Spatial layout entries
○ ○ ○ ○

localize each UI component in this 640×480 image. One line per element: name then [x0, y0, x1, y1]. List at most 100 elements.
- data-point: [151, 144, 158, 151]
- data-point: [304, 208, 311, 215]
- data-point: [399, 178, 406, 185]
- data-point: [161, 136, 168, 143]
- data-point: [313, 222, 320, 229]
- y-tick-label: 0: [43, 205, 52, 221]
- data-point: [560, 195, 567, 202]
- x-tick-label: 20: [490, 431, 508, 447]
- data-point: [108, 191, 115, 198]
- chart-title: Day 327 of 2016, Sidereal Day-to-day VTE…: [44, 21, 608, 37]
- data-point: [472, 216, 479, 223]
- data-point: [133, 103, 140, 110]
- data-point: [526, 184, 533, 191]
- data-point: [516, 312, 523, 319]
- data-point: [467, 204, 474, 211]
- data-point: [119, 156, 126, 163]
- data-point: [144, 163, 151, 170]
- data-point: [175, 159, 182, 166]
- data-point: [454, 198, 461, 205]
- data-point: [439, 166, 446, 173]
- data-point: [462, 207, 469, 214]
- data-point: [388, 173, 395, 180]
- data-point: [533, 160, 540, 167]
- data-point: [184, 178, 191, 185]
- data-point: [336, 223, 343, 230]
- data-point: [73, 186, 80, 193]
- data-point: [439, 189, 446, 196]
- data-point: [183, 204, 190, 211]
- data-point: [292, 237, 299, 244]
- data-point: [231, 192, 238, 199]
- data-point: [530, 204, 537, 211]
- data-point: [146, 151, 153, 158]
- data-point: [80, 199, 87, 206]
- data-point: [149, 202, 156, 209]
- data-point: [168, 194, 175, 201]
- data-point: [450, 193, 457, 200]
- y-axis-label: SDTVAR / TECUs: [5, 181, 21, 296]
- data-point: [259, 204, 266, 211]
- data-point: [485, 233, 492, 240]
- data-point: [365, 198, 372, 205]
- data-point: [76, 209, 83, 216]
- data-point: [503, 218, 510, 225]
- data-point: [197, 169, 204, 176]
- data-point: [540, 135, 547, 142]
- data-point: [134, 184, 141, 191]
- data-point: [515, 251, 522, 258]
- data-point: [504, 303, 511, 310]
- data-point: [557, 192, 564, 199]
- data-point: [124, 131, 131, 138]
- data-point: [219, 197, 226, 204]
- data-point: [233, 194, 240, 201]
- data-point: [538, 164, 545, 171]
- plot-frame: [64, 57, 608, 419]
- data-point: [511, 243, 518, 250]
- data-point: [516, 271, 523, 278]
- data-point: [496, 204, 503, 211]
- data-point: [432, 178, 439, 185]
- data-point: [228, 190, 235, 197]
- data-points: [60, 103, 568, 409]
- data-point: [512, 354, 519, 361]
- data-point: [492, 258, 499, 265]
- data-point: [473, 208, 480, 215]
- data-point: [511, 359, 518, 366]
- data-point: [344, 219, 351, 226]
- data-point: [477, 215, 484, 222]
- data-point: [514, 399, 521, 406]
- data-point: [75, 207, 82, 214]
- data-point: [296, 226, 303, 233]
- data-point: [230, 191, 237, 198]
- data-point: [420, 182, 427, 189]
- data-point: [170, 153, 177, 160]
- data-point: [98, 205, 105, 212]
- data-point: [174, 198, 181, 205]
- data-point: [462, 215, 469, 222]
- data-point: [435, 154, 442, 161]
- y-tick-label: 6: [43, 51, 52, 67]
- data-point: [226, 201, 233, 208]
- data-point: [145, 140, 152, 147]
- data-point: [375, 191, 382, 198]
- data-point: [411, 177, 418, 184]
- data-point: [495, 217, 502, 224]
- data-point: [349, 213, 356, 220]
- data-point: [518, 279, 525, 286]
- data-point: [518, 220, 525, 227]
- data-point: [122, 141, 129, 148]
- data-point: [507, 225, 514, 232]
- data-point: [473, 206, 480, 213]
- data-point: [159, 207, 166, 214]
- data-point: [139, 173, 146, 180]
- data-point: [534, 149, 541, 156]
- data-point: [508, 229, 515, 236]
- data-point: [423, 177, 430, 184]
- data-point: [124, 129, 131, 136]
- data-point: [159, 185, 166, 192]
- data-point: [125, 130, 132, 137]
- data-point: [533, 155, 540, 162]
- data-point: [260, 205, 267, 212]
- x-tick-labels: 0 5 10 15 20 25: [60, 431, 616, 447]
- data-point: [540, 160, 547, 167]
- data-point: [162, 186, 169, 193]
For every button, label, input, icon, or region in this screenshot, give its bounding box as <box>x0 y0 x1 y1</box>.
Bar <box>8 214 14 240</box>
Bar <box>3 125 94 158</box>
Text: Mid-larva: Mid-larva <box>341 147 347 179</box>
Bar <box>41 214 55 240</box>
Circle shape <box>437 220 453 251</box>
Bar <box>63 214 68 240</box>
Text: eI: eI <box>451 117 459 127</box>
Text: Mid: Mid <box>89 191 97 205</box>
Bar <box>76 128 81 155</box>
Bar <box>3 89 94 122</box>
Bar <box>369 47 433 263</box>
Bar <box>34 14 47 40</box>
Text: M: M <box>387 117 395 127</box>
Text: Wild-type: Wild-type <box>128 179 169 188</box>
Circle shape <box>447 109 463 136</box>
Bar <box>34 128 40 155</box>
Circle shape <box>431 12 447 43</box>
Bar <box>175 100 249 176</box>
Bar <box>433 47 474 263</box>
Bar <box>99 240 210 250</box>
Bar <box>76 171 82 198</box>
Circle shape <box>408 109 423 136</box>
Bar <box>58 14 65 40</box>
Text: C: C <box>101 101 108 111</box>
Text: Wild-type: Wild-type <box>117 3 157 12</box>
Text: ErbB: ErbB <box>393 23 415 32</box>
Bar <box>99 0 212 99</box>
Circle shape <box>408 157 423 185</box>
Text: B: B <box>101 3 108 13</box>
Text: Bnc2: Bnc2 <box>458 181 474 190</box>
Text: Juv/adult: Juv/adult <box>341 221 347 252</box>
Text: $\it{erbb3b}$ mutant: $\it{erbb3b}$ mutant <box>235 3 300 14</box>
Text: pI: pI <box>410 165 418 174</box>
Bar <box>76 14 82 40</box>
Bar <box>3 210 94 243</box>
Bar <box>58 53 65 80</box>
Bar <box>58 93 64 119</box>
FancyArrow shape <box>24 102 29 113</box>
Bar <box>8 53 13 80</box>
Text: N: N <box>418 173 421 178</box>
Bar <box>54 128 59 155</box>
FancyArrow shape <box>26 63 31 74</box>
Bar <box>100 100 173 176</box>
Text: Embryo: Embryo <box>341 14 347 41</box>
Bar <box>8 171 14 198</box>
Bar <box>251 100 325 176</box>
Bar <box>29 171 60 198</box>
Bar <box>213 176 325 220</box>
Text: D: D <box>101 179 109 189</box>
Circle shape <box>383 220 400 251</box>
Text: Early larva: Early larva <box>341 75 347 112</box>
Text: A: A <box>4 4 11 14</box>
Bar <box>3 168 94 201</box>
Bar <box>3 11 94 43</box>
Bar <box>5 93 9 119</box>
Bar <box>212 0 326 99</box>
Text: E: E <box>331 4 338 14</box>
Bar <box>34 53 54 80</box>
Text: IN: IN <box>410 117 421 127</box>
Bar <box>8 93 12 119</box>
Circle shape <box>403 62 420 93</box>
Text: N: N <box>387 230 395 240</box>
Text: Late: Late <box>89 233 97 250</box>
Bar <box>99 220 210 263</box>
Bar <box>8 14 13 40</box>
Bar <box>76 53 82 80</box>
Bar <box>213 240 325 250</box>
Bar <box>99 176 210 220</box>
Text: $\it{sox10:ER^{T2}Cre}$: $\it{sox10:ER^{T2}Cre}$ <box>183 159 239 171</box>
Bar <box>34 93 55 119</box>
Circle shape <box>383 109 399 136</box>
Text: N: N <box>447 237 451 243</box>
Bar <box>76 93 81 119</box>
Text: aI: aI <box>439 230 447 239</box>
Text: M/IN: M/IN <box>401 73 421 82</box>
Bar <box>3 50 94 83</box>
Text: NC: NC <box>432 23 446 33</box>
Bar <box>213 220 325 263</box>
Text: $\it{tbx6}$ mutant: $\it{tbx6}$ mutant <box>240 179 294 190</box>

○ ○ ○ ○

What the task requires:
Retype the stretch of the records from the start through the line containing "- data-point: [560, 195, 567, 202]", both ends included.

Output of the task:
localize each UI component in this 640×480 image. One line per element: name then [x0, y0, x1, y1]. List at most 100 elements.
- data-point: [151, 144, 158, 151]
- data-point: [304, 208, 311, 215]
- data-point: [399, 178, 406, 185]
- data-point: [161, 136, 168, 143]
- data-point: [313, 222, 320, 229]
- y-tick-label: 0: [43, 205, 52, 221]
- data-point: [560, 195, 567, 202]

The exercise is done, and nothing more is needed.